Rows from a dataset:
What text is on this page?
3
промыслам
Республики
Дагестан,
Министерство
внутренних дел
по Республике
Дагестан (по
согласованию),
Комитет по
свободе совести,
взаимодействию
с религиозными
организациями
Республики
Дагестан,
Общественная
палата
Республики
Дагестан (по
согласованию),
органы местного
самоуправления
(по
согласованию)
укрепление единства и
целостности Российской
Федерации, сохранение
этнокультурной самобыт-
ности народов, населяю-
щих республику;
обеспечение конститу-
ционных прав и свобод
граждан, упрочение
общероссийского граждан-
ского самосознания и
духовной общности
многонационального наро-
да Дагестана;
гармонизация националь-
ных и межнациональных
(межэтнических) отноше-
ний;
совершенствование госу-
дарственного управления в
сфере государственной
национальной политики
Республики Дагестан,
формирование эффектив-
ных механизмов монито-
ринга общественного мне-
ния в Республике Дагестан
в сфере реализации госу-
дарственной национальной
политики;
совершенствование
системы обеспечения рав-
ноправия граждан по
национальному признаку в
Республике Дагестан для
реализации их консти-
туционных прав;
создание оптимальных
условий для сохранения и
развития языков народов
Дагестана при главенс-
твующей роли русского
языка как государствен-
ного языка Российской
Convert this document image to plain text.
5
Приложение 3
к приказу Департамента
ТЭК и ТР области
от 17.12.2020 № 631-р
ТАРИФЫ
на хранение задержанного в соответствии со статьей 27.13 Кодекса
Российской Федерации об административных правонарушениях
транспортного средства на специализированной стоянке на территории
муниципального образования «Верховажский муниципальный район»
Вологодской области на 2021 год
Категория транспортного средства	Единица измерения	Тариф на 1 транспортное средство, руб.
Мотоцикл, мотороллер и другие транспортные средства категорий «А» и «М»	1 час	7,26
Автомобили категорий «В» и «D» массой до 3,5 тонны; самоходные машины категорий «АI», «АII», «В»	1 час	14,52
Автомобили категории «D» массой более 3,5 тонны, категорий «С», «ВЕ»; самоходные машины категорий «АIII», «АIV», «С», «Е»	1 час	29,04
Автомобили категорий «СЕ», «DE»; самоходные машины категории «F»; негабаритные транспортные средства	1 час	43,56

Exercise task: Your task is to return, exactly and on their own, the lines from the one containing "Convert this document image to plain text." through the last line of the listing.

In response:
Convert this document image to plain text.
5
Приложение 3
к приказу Департамента
ТЭК и ТР области
от 17.12.2020 № 631-р
ТАРИФЫ
на хранение задержанного в соответствии со статьей 27.13 Кодекса
Российской Федерации об административных правонарушениях
транспортного средства на специализированной стоянке на территории
муниципального образования «Верховажский муниципальный район»
Вологодской области на 2021 год
Категория транспортного средства	Единица измерения	Тариф на 1 транспортное средство, руб.
Мотоцикл, мотороллер и другие транспортные средства категорий «А» и «М»	1 час	7,26
Автомобили категорий «В» и «D» массой до 3,5 тонны; самоходные машины категорий «АI», «АII», «В»	1 час	14,52
Автомобили категории «D» массой более 3,5 тонны, категорий «С», «ВЕ»; самоходные машины категорий «АIII», «АIV», «С», «Е»	1 час	29,04
Автомобили категорий «СЕ», «DE»; самоходные машины категории «F»; негабаритные транспортные средства	1 час	43,56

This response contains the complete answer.